→ **TASK**:
Return the full material exactly.

→ **EXTRACTED ENTRIES**:
------

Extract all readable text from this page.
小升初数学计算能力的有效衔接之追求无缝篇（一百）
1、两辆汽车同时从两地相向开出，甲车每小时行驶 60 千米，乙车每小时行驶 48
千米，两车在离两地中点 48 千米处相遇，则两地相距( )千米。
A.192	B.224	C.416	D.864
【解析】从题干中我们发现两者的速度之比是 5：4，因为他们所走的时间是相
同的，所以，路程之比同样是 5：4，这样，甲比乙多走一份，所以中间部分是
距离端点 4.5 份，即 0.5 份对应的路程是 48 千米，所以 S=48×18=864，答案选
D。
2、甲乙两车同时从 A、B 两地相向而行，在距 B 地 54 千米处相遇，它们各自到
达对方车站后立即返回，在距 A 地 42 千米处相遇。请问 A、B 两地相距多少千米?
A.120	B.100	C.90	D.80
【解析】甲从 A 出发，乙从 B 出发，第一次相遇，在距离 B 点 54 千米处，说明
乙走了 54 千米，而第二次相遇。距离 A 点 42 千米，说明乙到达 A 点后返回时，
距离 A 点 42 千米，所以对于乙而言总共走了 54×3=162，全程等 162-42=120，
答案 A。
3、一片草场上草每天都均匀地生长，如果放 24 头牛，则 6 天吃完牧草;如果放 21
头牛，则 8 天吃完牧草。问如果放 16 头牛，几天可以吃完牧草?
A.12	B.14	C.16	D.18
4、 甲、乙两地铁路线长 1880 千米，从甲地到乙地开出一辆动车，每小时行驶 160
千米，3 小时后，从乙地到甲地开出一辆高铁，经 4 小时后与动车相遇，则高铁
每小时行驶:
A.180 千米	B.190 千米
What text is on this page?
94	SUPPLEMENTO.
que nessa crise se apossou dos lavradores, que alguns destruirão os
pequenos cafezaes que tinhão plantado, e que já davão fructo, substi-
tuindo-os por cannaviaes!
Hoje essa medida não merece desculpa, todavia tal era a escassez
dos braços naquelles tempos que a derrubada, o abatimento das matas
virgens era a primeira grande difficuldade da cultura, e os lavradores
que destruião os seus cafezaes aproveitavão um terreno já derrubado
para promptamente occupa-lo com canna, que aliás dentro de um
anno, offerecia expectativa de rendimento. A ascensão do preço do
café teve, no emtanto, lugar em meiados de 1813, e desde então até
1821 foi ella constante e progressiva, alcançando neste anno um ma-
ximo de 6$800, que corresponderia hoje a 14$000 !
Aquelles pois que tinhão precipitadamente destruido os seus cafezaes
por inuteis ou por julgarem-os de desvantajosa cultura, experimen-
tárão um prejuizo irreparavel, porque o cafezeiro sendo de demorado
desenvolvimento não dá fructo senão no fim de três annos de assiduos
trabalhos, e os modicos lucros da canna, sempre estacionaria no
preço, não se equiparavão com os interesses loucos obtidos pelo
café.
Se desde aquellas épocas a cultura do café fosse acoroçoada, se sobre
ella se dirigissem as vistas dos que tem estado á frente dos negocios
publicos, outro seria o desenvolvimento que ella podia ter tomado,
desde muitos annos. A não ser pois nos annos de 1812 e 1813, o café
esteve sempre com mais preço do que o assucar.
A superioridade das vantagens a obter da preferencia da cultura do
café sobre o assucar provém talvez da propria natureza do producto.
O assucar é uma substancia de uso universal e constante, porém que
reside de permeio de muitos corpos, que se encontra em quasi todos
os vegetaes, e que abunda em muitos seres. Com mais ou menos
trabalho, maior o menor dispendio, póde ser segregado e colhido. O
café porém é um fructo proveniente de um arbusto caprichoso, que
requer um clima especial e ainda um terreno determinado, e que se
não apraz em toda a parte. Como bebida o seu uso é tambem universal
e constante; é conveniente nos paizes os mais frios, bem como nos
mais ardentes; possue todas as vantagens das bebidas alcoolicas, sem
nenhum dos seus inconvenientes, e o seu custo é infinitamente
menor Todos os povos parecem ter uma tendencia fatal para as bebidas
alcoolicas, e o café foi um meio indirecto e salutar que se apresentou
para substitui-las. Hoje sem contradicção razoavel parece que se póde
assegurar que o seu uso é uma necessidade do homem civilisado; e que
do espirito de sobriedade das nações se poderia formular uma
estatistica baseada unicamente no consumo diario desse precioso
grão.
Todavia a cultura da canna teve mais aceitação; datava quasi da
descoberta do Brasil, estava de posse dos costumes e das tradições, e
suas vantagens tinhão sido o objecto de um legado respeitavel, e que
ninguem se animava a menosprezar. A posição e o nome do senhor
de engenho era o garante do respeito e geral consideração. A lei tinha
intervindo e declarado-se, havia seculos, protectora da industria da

------

→ **EXPECTED ANSWER**:
Extract all readable text from this page.
小升初数学计算能力的有效衔接之追求无缝篇（一百）
1、两辆汽车同时从两地相向开出，甲车每小时行驶 60 千米，乙车每小时行驶 48
千米，两车在离两地中点 48 千米处相遇，则两地相距( )千米。
A.192	B.224	C.416	D.864
【解析】从题干中我们发现两者的速度之比是 5：4，因为他们所走的时间是相
同的，所以，路程之比同样是 5：4，这样，甲比乙多走一份，所以中间部分是
距离端点 4.5 份，即 0.5 份对应的路程是 48 千米，所以 S=48×18=864，答案选
D。
2、甲乙两车同时从 A、B 两地相向而行，在距 B 地 54 千米处相遇，它们各自到
达对方车站后立即返回，在距 A 地 42 千米处相遇。请问 A、B 两地相距多少千米?
A.120	B.100	C.90	D.80
【解析】甲从 A 出发，乙从 B 出发，第一次相遇，在距离 B 点 54 千米处，说明
乙走了 54 千米，而第二次相遇。距离 A 点 42 千米，说明乙到达 A 点后返回时，
距离 A 点 42 千米，所以对于乙而言总共走了 54×3=162，全程等 162-42=120，
答案 A。
3、一片草场上草每天都均匀地生长，如果放 24 头牛，则 6 天吃完牧草;如果放 21
头牛，则 8 天吃完牧草。问如果放 16 头牛，几天可以吃完牧草?
A.12	B.14	C.16	D.18
4、 甲、乙两地铁路线长 1880 千米，从甲地到乙地开出一辆动车，每小时行驶 160
千米，3 小时后，从乙地到甲地开出一辆高铁，经 4 小时后与动车相遇，则高铁
每小时行驶:
A.180 千米	B.190 千米
What text is on this page?
94	SUPPLEMENTO.
que nessa crise se apossou dos lavradores, que alguns destruirão os
pequenos cafezaes que tinhão plantado, e que já davão fructo, substi-
tuindo-os por cannaviaes!
Hoje essa medida não merece desculpa, todavia tal era a escassez
dos braços naquelles tempos que a derrubada, o abatimento das matas
virgens era a primeira grande difficuldade da cultura, e os lavradores
que destruião os seus cafezaes aproveitavão um terreno já derrubado
para promptamente occupa-lo com canna, que aliás dentro de um
anno, offerecia expectativa de rendimento. A ascensão do preço do
café teve, no emtanto, lugar em meiados de 1813, e desde então até
1821 foi ella constante e progressiva, alcançando neste anno um ma-
ximo de 6$800, que corresponderia hoje a 14$000 !
Aquelles pois que tinhão precipitadamente destruido os seus cafezaes
por inuteis ou por julgarem-os de desvantajosa cultura, experimen-
tárão um prejuizo irreparavel, porque o cafezeiro sendo de demorado
desenvolvimento não dá fructo senão no fim de três annos de assiduos
trabalhos, e os modicos lucros da canna, sempre estacionaria no
preço, não se equiparavão com os interesses loucos obtidos pelo
café.
Se desde aquellas épocas a cultura do café fosse acoroçoada, se sobre
ella se dirigissem as vistas dos que tem estado á frente dos negocios
publicos, outro seria o desenvolvimento que ella podia ter tomado,
desde muitos annos. A não ser pois nos annos de 1812 e 1813, o café
esteve sempre com mais preço do que o assucar.
A superioridade das vantagens a obter da preferencia da cultura do
café sobre o assucar provém talvez da propria natureza do producto.
O assucar é uma substancia de uso universal e constante, porém que
reside de permeio de muitos corpos, que se encontra em quasi todos
os vegetaes, e que abunda em muitos seres. Com mais ou menos
trabalho, maior o menor dispendio, póde ser segregado e colhido. O
café porém é um fructo proveniente de um arbusto caprichoso, que
requer um clima especial e ainda um terreno determinado, e que se
não apraz em toda a parte. Como bebida o seu uso é tambem universal
e constante; é conveniente nos paizes os mais frios, bem como nos
mais ardentes; possue todas as vantagens das bebidas alcoolicas, sem
nenhum dos seus inconvenientes, e o seu custo é infinitamente
menor Todos os povos parecem ter uma tendencia fatal para as bebidas
alcoolicas, e o café foi um meio indirecto e salutar que se apresentou
para substitui-las. Hoje sem contradicção razoavel parece que se póde
assegurar que o seu uso é uma necessidade do homem civilisado; e que
do espirito de sobriedade das nações se poderia formular uma
estatistica baseada unicamente no consumo diario desse precioso
grão.
Todavia a cultura da canna teve mais aceitação; datava quasi da
descoberta do Brasil, estava de posse dos costumes e das tradições, e
suas vantagens tinhão sido o objecto de um legado respeitavel, e que
ninguem se animava a menosprezar. A posição e o nome do senhor
de engenho era o garante do respeito e geral consideração. A lei tinha
intervindo e declarado-se, havia seculos, protectora da industria da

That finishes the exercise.